#### Source records ####
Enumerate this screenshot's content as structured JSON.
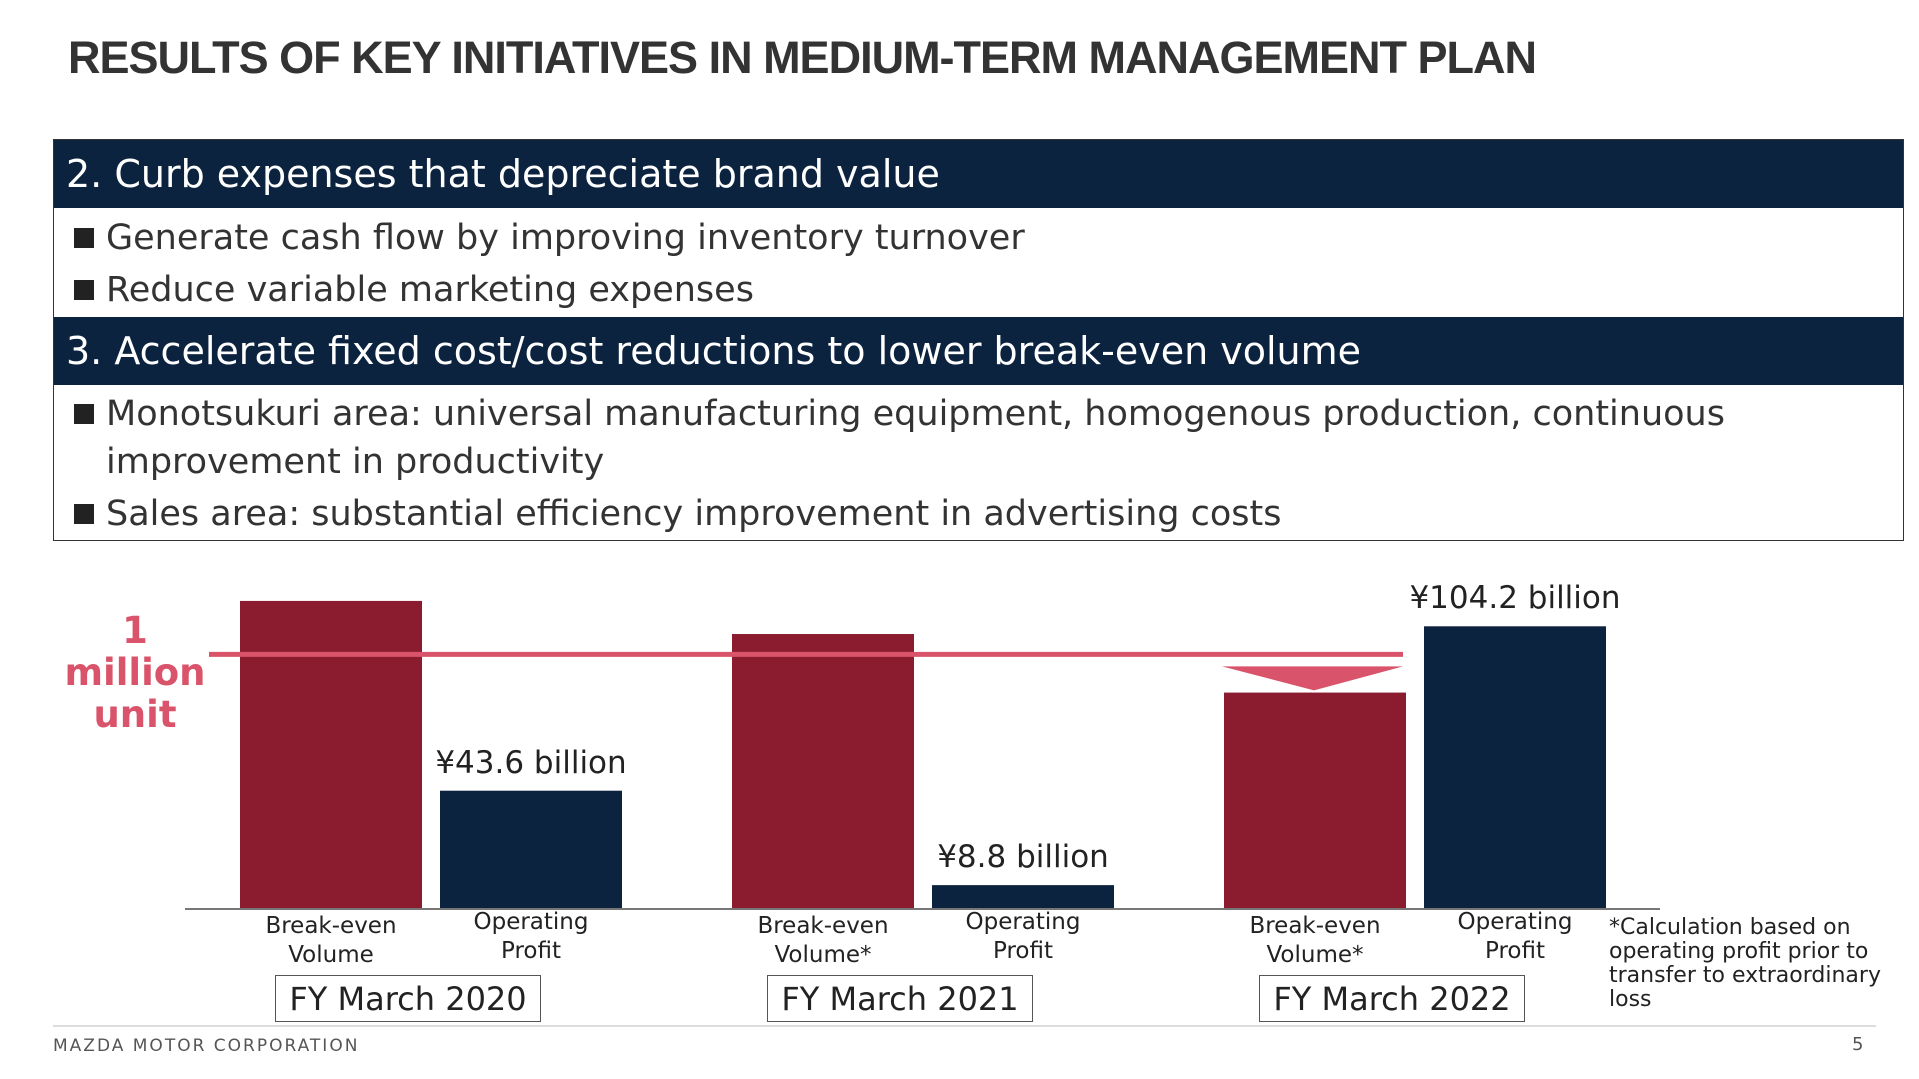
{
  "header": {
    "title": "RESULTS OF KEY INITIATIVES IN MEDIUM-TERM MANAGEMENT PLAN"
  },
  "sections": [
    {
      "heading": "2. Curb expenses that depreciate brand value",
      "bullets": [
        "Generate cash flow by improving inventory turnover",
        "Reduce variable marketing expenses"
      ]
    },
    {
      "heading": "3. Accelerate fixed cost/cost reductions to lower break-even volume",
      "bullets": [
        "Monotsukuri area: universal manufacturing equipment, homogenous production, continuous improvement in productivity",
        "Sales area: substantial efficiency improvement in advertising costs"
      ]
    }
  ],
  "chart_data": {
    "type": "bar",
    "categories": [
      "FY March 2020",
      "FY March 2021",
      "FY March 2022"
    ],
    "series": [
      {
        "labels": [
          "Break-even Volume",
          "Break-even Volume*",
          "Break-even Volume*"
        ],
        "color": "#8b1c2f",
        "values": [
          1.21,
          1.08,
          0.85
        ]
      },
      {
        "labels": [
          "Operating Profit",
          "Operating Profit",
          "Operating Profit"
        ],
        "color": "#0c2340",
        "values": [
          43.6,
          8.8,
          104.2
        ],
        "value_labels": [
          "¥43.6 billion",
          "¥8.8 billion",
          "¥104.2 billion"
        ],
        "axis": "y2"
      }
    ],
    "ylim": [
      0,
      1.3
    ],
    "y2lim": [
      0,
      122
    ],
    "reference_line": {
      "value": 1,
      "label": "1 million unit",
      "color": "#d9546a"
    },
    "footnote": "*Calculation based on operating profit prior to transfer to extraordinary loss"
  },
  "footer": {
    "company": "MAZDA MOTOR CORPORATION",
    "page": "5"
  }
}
####
#### Source records ####
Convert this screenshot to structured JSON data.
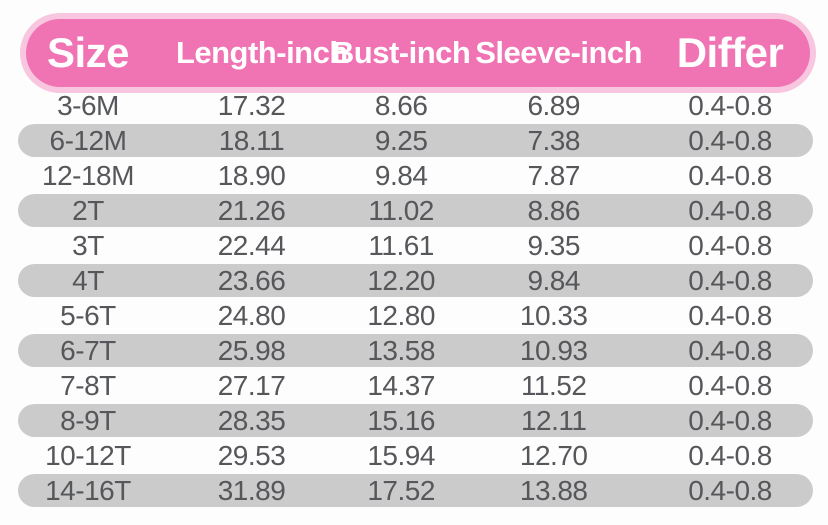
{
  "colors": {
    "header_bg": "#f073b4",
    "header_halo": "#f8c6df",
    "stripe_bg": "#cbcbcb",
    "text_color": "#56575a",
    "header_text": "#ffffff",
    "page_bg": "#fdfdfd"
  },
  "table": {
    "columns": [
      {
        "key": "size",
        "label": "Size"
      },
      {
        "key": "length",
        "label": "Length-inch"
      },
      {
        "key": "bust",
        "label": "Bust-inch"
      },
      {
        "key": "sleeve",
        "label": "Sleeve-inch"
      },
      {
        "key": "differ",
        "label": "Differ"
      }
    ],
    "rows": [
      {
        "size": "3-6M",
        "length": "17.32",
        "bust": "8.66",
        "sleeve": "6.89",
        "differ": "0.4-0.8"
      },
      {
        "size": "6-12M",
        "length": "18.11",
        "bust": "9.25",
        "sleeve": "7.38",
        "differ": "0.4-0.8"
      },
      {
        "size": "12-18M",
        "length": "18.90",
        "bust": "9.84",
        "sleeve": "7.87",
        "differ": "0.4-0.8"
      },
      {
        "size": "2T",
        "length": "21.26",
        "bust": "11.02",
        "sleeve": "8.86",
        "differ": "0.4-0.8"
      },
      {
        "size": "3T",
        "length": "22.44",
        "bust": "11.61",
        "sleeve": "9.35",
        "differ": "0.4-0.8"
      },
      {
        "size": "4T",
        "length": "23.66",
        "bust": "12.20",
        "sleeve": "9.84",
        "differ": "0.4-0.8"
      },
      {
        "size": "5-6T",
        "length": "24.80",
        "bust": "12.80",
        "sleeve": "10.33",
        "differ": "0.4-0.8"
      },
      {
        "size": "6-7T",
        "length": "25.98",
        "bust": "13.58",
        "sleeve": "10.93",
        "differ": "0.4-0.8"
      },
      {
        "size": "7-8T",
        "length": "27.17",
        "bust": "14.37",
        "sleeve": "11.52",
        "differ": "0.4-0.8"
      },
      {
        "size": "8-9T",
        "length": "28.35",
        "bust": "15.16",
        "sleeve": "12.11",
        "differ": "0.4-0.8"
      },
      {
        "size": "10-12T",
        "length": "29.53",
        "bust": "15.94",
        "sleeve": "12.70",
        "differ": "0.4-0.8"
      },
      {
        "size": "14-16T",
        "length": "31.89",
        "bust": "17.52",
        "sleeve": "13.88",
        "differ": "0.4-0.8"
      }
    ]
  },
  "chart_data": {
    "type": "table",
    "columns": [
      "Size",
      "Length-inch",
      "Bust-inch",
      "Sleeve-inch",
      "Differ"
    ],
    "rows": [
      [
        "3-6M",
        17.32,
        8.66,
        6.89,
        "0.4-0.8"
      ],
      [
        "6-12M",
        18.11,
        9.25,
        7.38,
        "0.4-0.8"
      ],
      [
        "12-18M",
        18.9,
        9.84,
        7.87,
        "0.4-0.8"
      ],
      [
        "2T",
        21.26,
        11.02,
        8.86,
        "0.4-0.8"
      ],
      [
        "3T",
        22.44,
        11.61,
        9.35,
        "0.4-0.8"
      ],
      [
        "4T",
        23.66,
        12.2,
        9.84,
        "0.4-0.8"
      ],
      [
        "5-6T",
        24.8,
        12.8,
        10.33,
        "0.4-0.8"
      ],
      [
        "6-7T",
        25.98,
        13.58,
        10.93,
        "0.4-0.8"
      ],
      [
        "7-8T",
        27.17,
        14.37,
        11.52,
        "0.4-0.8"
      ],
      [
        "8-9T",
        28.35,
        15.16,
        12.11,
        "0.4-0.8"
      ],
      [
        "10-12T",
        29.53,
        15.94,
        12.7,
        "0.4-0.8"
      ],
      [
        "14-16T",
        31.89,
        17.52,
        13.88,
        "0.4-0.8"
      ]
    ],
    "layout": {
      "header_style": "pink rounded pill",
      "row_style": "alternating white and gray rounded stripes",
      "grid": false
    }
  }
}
####
#### Source records ####
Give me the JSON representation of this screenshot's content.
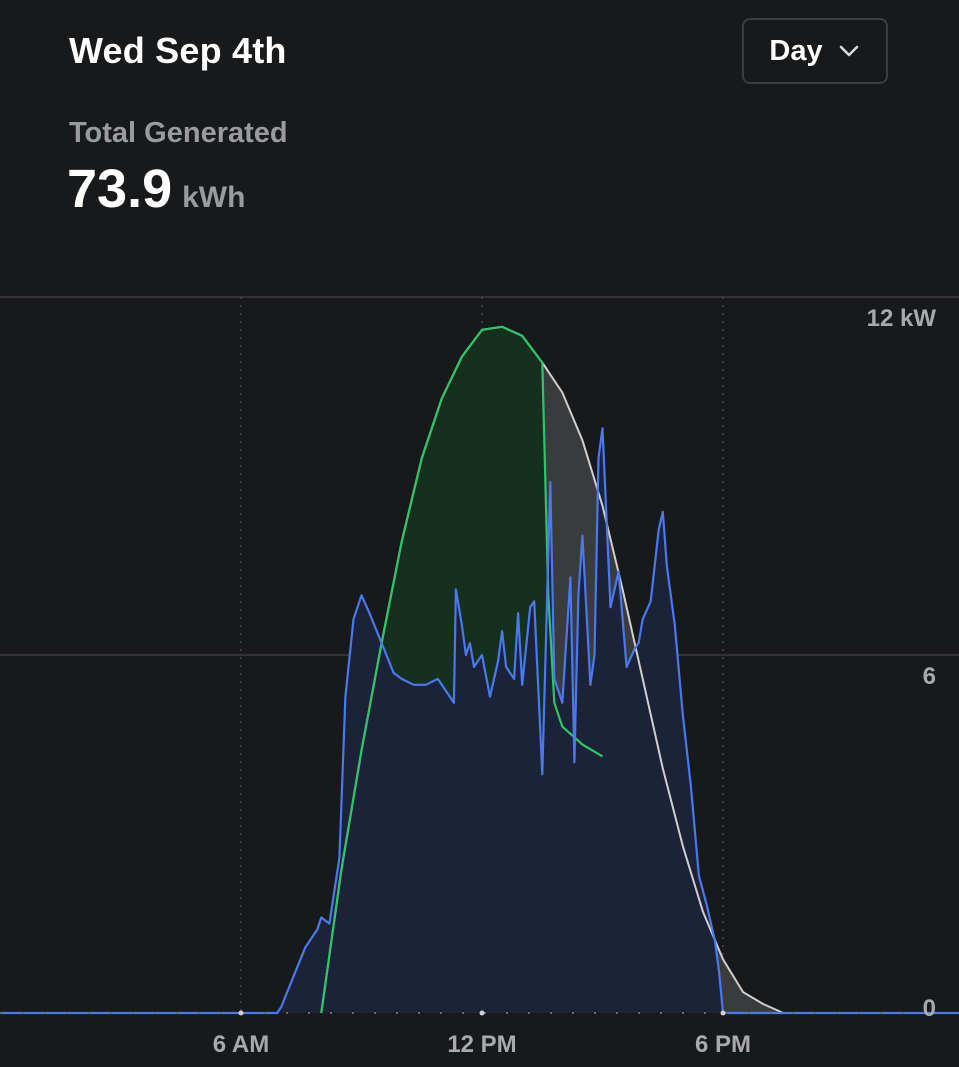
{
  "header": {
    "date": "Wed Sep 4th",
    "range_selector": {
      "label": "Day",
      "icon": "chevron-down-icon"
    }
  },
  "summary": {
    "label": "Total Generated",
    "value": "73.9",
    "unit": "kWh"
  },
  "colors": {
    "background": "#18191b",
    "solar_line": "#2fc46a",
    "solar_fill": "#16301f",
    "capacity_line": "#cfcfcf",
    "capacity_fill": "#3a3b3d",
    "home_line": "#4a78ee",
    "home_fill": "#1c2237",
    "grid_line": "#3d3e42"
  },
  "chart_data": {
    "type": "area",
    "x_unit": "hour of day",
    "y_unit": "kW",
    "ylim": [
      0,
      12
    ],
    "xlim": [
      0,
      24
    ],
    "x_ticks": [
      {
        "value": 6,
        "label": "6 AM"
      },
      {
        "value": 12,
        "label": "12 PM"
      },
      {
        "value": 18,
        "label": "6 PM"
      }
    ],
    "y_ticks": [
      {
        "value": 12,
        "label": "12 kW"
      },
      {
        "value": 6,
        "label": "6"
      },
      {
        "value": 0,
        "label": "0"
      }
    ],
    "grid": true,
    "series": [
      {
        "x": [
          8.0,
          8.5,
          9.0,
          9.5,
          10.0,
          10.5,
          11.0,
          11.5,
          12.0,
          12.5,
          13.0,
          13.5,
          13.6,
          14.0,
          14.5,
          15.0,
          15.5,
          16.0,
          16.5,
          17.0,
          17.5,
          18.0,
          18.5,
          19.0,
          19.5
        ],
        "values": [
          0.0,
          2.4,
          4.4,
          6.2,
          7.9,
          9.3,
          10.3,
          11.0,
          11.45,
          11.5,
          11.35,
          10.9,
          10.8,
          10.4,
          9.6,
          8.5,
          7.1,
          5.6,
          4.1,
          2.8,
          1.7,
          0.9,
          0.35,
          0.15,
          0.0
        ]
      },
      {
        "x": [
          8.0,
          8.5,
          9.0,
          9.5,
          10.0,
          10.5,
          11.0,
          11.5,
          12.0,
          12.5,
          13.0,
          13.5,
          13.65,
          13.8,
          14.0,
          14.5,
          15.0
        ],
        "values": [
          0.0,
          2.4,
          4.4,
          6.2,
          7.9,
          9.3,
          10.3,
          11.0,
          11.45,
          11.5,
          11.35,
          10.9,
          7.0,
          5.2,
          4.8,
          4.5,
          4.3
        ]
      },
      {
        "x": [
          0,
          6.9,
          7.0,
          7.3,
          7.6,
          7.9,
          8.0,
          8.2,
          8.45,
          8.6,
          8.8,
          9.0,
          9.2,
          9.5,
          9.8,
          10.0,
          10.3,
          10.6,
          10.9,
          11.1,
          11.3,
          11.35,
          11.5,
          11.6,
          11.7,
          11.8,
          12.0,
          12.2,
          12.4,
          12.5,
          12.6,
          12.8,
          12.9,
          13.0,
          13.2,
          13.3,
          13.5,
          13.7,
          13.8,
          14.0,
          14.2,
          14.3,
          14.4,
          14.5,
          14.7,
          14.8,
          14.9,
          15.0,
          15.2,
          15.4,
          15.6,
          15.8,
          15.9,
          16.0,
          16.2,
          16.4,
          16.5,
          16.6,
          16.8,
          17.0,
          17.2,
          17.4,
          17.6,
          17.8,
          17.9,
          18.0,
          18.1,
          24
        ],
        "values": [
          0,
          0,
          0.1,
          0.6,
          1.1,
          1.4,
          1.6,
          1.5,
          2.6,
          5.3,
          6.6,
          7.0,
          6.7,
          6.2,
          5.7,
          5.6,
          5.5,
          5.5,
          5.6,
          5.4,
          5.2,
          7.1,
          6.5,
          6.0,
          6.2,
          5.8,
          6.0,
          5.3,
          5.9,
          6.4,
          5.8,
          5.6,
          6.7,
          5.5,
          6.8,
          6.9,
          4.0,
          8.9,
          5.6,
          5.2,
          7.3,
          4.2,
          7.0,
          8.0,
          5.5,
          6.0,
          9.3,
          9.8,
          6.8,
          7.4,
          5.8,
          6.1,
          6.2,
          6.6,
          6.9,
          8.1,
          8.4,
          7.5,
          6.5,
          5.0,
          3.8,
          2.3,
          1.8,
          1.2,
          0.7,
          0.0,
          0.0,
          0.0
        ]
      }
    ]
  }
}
####
## [Exercise task]
Return from the data every line that holds "rounded".

## [Exercise result]
      "header_style": "pink rounded pill",
      "row_style": "alternating white and gray rounded stripes",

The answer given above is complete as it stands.